Set task. Write out the data again in full, exactly as it reads.

(Saved entries)

+++

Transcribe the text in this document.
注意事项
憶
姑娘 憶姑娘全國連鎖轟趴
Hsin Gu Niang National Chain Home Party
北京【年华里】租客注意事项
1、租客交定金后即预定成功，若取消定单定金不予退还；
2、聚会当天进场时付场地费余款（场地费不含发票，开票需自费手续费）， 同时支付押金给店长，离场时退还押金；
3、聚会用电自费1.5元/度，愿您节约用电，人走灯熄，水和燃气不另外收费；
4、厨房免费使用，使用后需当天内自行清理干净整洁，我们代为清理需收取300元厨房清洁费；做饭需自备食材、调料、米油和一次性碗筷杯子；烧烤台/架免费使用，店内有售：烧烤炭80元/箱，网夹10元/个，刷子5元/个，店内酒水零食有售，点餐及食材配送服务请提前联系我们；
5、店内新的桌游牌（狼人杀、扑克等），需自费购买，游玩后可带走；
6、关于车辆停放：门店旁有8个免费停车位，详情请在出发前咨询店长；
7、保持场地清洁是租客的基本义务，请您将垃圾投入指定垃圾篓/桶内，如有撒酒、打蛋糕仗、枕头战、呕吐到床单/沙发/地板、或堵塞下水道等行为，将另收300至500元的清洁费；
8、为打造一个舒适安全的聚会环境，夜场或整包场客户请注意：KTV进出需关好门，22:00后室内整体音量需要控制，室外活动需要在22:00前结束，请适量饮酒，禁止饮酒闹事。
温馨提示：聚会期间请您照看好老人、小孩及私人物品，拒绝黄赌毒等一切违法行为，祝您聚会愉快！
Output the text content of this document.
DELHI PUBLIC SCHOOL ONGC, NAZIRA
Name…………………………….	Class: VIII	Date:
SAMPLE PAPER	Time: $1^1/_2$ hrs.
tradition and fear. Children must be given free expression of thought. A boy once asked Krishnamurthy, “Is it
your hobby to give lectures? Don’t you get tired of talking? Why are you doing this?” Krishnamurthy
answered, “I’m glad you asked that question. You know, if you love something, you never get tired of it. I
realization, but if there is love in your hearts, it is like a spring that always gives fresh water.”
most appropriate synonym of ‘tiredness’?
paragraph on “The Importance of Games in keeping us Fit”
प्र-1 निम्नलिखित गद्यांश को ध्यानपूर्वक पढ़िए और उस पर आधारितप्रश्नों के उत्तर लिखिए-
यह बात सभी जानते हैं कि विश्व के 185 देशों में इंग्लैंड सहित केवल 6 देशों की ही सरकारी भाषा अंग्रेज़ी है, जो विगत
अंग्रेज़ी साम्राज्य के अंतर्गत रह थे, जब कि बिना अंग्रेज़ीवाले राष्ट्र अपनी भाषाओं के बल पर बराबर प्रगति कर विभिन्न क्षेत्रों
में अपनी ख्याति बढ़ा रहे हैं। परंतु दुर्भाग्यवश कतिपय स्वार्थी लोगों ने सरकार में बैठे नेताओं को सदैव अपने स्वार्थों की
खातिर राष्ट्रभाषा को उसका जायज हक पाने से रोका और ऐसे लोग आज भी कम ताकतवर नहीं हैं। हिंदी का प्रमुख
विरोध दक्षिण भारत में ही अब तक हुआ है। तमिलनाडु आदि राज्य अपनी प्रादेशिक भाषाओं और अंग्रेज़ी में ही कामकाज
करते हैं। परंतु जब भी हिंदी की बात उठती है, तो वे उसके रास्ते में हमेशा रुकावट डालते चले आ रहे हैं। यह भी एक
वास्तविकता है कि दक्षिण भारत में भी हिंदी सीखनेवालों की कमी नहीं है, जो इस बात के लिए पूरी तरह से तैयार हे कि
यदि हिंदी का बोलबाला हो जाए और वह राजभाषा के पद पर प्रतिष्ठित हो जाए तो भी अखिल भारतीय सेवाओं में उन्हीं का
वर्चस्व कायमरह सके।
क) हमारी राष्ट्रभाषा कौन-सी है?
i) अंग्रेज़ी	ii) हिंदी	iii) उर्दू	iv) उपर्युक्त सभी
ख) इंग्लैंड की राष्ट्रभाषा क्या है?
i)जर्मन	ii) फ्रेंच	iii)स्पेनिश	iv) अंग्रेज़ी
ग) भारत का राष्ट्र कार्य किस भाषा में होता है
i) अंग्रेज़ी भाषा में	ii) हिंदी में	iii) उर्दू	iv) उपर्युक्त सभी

+++

Expected answer.
Transcribe the text in this document.
注意事项
憶
姑娘 憶姑娘全國連鎖轟趴
Hsin Gu Niang National Chain Home Party
北京【年华里】租客注意事项
1、租客交定金后即预定成功，若取消定单定金不予退还；
2、聚会当天进场时付场地费余款（场地费不含发票，开票需自费手续费）， 同时支付押金给店长，离场时退还押金；
3、聚会用电自费1.5元/度，愿您节约用电，人走灯熄，水和燃气不另外收费；
4、厨房免费使用，使用后需当天内自行清理干净整洁，我们代为清理需收取300元厨房清洁费；做饭需自备食材、调料、米油和一次性碗筷杯子；烧烤台/架免费使用，店内有售：烧烤炭80元/箱，网夹10元/个，刷子5元/个，店内酒水零食有售，点餐及食材配送服务请提前联系我们；
5、店内新的桌游牌（狼人杀、扑克等），需自费购买，游玩后可带走；
6、关于车辆停放：门店旁有8个免费停车位，详情请在出发前咨询店长；
7、保持场地清洁是租客的基本义务，请您将垃圾投入指定垃圾篓/桶内，如有撒酒、打蛋糕仗、枕头战、呕吐到床单/沙发/地板、或堵塞下水道等行为，将另收300至500元的清洁费；
8、为打造一个舒适安全的聚会环境，夜场或整包场客户请注意：KTV进出需关好门，22:00后室内整体音量需要控制，室外活动需要在22:00前结束，请适量饮酒，禁止饮酒闹事。
温馨提示：聚会期间请您照看好老人、小孩及私人物品，拒绝黄赌毒等一切违法行为，祝您聚会愉快！
Output the text content of this document.
DELHI PUBLIC SCHOOL ONGC, NAZIRA
Name…………………………….	Class: VIII	Date:
SAMPLE PAPER	Time: $1^1/_2$ hrs.
tradition and fear. Children must be given free expression of thought. A boy once asked Krishnamurthy, “Is it
your hobby to give lectures? Don’t you get tired of talking? Why are you doing this?” Krishnamurthy
answered, “I’m glad you asked that question. You know, if you love something, you never get tired of it. I
realization, but if there is love in your hearts, it is like a spring that always gives fresh water.”
most appropriate synonym of ‘tiredness’?
paragraph on “The Importance of Games in keeping us Fit”
प्र-1 निम्नलिखित गद्यांश को ध्यानपूर्वक पढ़िए और उस पर आधारितप्रश्नों के उत्तर लिखिए-
यह बात सभी जानते हैं कि विश्व के 185 देशों में इंग्लैंड सहित केवल 6 देशों की ही सरकारी भाषा अंग्रेज़ी है, जो विगत
अंग्रेज़ी साम्राज्य के अंतर्गत रह थे, जब कि बिना अंग्रेज़ीवाले राष्ट्र अपनी भाषाओं के बल पर बराबर प्रगति कर विभिन्न क्षेत्रों
में अपनी ख्याति बढ़ा रहे हैं। परंतु दुर्भाग्यवश कतिपय स्वार्थी लोगों ने सरकार में बैठे नेताओं को सदैव अपने स्वार्थों की
खातिर राष्ट्रभाषा को उसका जायज हक पाने से रोका और ऐसे लोग आज भी कम ताकतवर नहीं हैं। हिंदी का प्रमुख
विरोध दक्षिण भारत में ही अब तक हुआ है। तमिलनाडु आदि राज्य अपनी प्रादेशिक भाषाओं और अंग्रेज़ी में ही कामकाज
करते हैं। परंतु जब भी हिंदी की बात उठती है, तो वे उसके रास्ते में हमेशा रुकावट डालते चले आ रहे हैं। यह भी एक
वास्तविकता है कि दक्षिण भारत में भी हिंदी सीखनेवालों की कमी नहीं है, जो इस बात के लिए पूरी तरह से तैयार हे कि
यदि हिंदी का बोलबाला हो जाए और वह राजभाषा के पद पर प्रतिष्ठित हो जाए तो भी अखिल भारतीय सेवाओं में उन्हीं का
वर्चस्व कायमरह सके।
क) हमारी राष्ट्रभाषा कौन-सी है?
i) अंग्रेज़ी	ii) हिंदी	iii) उर्दू	iv) उपर्युक्त सभी
ख) इंग्लैंड की राष्ट्रभाषा क्या है?
i)जर्मन	ii) फ्रेंच	iii)स्पेनिश	iv) अंग्रेज़ी
ग) भारत का राष्ट्र कार्य किस भाषा में होता है
i) अंग्रेज़ी भाषा में	ii) हिंदी में	iii) उर्दू	iv) उपर्युक्त सभी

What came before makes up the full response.